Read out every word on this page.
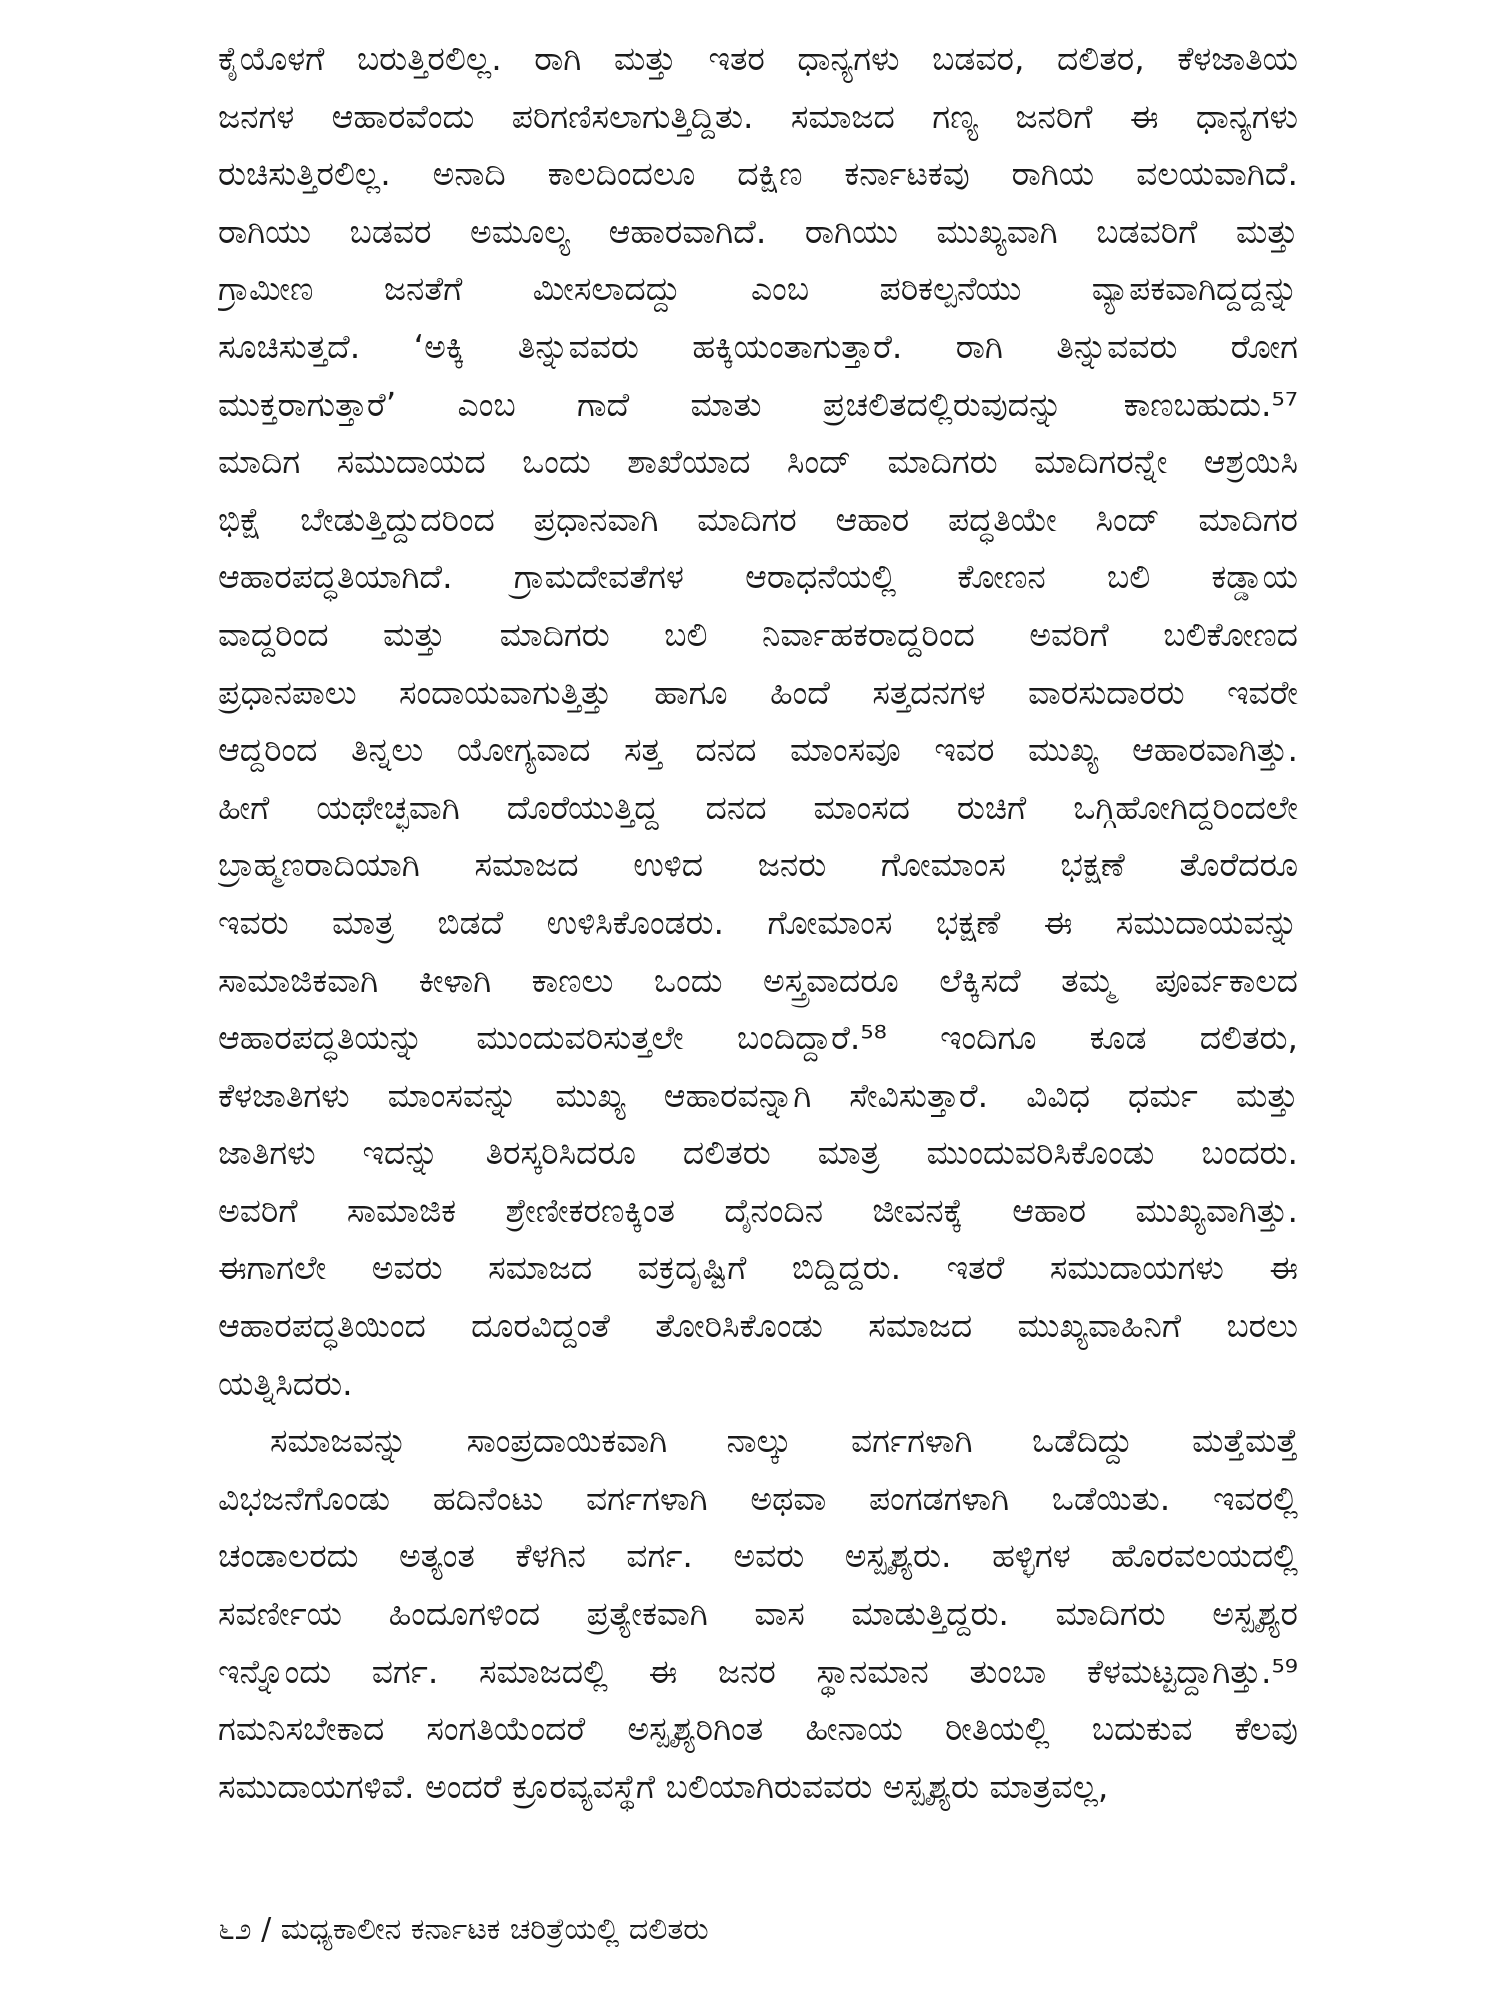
ಕೈಯೊಳಗೆ ಬರುತ್ತಿರಲಿಲ್ಲ. ರಾಗಿ ಮತ್ತು ಇತರ ಧಾನ್ಯಗಳು ಬಡವರ, ದಲಿತರ, ಕೆಳಜಾತಿಯ
ಜನಗಳ ಆಹಾರವೆಂದು ಪರಿಗಣಿಸಲಾಗುತ್ತಿದ್ದಿತು. ಸಮಾಜದ ಗಣ್ಯ ಜನರಿಗೆ ಈ ಧಾನ್ಯಗಳು
ರುಚಿಸುತ್ತಿರಲಿಲ್ಲ. ಅನಾದಿ ಕಾಲದಿಂದಲೂ ದಕ್ಷಿಣ ಕರ್ನಾಟಕವು ರಾಗಿಯ ವಲಯವಾಗಿದೆ.
ರಾಗಿಯು ಬಡವರ ಅಮೂಲ್ಯ ಆಹಾರವಾಗಿದೆ. ರಾಗಿಯು ಮುಖ್ಯವಾಗಿ ಬಡವರಿಗೆ ಮತ್ತು
ಗ್ರಾಮೀಣ ಜನತೆಗೆ ಮೀಸಲಾದದ್ದು ಎಂಬ ಪರಿಕಲ್ಪನೆಯು ವ್ಯಾಪಕವಾಗಿದ್ದದ್ದನ್ನು
ಸೂಚಿಸುತ್ತದೆ. ‘ಅಕ್ಕಿ ತಿನ್ನುವವರು ಹಕ್ಕಿಯಂತಾಗುತ್ತಾರೆ. ರಾಗಿ ತಿನ್ನುವವರು ರೋಗ
ಮುಕ್ತರಾಗುತ್ತಾರೆ’ ಎಂಬ ಗಾದೆ ಮಾತು ಪ್ರಚಲಿತದಲ್ಲಿರುವುದನ್ನು ಕಾಣಬಹುದು.⁵⁷
ಮಾದಿಗ ಸಮುದಾಯದ ಒಂದು ಶಾಖೆಯಾದ ಸಿಂದ್ ಮಾದಿಗರು ಮಾದಿಗರನ್ನೇ ಆಶ್ರಯಿಸಿ
ಭಿಕ್ಷೆ ಬೇಡುತ್ತಿದ್ದುದರಿಂದ ಪ್ರಧಾನವಾಗಿ ಮಾದಿಗರ ಆಹಾರ ಪದ್ಧತಿಯೇ ಸಿಂದ್ ಮಾದಿಗರ
ಆಹಾರಪದ್ಧತಿಯಾಗಿದೆ. ಗ್ರಾಮದೇವತೆಗಳ ಆರಾಧನೆಯಲ್ಲಿ ಕೋಣನ ಬಲಿ ಕಡ್ಡಾಯ
ವಾದ್ದರಿಂದ ಮತ್ತು ಮಾದಿಗರು ಬಲಿ ನಿರ್ವಾಹಕರಾದ್ದರಿಂದ ಅವರಿಗೆ ಬಲಿಕೋಣದ
ಪ್ರಧಾನಪಾಲು ಸಂದಾಯವಾಗುತ್ತಿತ್ತು ಹಾಗೂ ಹಿಂದೆ ಸತ್ತದನಗಳ ವಾರಸುದಾರರು ಇವರೇ
ಆದ್ದರಿಂದ ತಿನ್ನಲು ಯೋಗ್ಯವಾದ ಸತ್ತ ದನದ ಮಾಂಸವೂ ಇವರ ಮುಖ್ಯ ಆಹಾರವಾಗಿತ್ತು.
ಹೀಗೆ ಯಥೇಚ್ಛವಾಗಿ ದೊರೆಯುತ್ತಿದ್ದ ದನದ ಮಾಂಸದ ರುಚಿಗೆ ಒಗ್ಗಿಹೋಗಿದ್ದರಿಂದಲೇ
ಬ್ರಾಹ್ಮಣರಾದಿಯಾಗಿ ಸಮಾಜದ ಉಳಿದ ಜನರು ಗೋಮಾಂಸ ಭಕ್ಷಣೆ ತೊರೆದರೂ
ಇವರು ಮಾತ್ರ ಬಿಡದೆ ಉಳಿಸಿಕೊಂಡರು. ಗೋಮಾಂಸ ಭಕ್ಷಣೆ ಈ ಸಮುದಾಯವನ್ನು
ಸಾಮಾಜಿಕವಾಗಿ ಕೀಳಾಗಿ ಕಾಣಲು ಒಂದು ಅಸ್ತ್ರವಾದರೂ ಲೆಕ್ಕಿಸದೆ ತಮ್ಮ ಪೂರ್ವಕಾಲದ
ಆಹಾರಪದ್ಧತಿಯನ್ನು ಮುಂದುವರಿಸುತ್ತಲೇ ಬಂದಿದ್ದಾರೆ.⁵⁸ ಇಂದಿಗೂ ಕೂಡ ದಲಿತರು,
ಕೆಳಜಾತಿಗಳು ಮಾಂಸವನ್ನು ಮುಖ್ಯ ಆಹಾರವನ್ನಾಗಿ ಸೇವಿಸುತ್ತಾರೆ. ವಿವಿಧ ಧರ್ಮ ಮತ್ತು
ಜಾತಿಗಳು ಇದನ್ನು ತಿರಸ್ಕರಿಸಿದರೂ ದಲಿತರು ಮಾತ್ರ ಮುಂದುವರಿಸಿಕೊಂಡು ಬಂದರು.
ಅವರಿಗೆ ಸಾಮಾಜಿಕ ಶ್ರೇಣೀಕರಣಕ್ಕಿಂತ ದೈನಂದಿನ ಜೀವನಕ್ಕೆ ಆಹಾರ ಮುಖ್ಯವಾಗಿತ್ತು.
ಈಗಾಗಲೇ ಅವರು ಸಮಾಜದ ವಕ್ರದೃಷ್ಟಿಗೆ ಬಿದ್ದಿದ್ದರು. ಇತರೆ ಸಮುದಾಯಗಳು ಈ
ಆಹಾರಪದ್ಧತಿಯಿಂದ ದೂರವಿದ್ದಂತೆ ತೋರಿಸಿಕೊಂಡು ಸಮಾಜದ ಮುಖ್ಯವಾಹಿನಿಗೆ ಬರಲು
ಯತ್ನಿಸಿದರು.
ಸಮಾಜವನ್ನು ಸಾಂಪ್ರದಾಯಿಕವಾಗಿ ನಾಲ್ಕು ವರ್ಗಗಳಾಗಿ ಒಡೆದಿದ್ದು ಮತ್ತೆಮತ್ತೆ
ವಿಭಜನೆಗೊಂಡು ಹದಿನೆಂಟು ವರ್ಗಗಳಾಗಿ ಅಥವಾ ಪಂಗಡಗಳಾಗಿ ಒಡೆಯಿತು. ಇವರಲ್ಲಿ
ಚಂಡಾಲರದು ಅತ್ಯಂತ ಕೆಳಗಿನ ವರ್ಗ. ಅವರು ಅಸ್ಪೃಶ್ಯರು. ಹಳ್ಳಿಗಳ ಹೊರವಲಯದಲ್ಲಿ
ಸವರ್ಣೀಯ ಹಿಂದೂಗಳಿಂದ ಪ್ರತ್ಯೇಕವಾಗಿ ವಾಸ ಮಾಡುತ್ತಿದ್ದರು. ಮಾದಿಗರು ಅಸ್ಪೃಶ್ಯರ
ಇನ್ನೊಂದು ವರ್ಗ. ಸಮಾಜದಲ್ಲಿ ಈ ಜನರ ಸ್ಥಾನಮಾನ ತುಂಬಾ ಕೆಳಮಟ್ಟದ್ದಾಗಿತ್ತು.⁵⁹
ಗಮನಿಸಬೇಕಾದ ಸಂಗತಿಯೆಂದರೆ ಅಸ್ಪೃಶ್ಯರಿಗಿಂತ ಹೀನಾಯ ರೀತಿಯಲ್ಲಿ ಬದುಕುವ ಕೆಲವು
ಸಮುದಾಯಗಳಿವೆ. ಅಂದರೆ ಕ್ರೂರವ್ಯವಸ್ಥೆಗೆ ಬಲಿಯಾಗಿರುವವರು ಅಸ್ಪೃಶ್ಯರು ಮಾತ್ರವಲ್ಲ,
೬೨ / ಮಧ್ಯಕಾಲೀನ ಕರ್ನಾಟಕ ಚರಿತ್ರೆಯಲ್ಲಿ ದಲಿತರು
────────────────────
### SHORT TASK:
Using the records above, pull out each line where the word "ಬಡವರ" occurs.

### ANSWER FOR THE TASK:
ಕೈಯೊಳಗೆ ಬರುತ್ತಿರಲಿಲ್ಲ. ರಾಗಿ ಮತ್ತು ಇತರ ಧಾನ್ಯಗಳು ಬಡವರ, ದಲಿತರ, ಕೆಳಜಾತಿಯ
ರಾಗಿಯು ಬಡವರ ಅಮೂಲ್ಯ ಆಹಾರವಾಗಿದೆ. ರಾಗಿಯು ಮುಖ್ಯವಾಗಿ ಬಡವರಿಗೆ ಮತ್ತು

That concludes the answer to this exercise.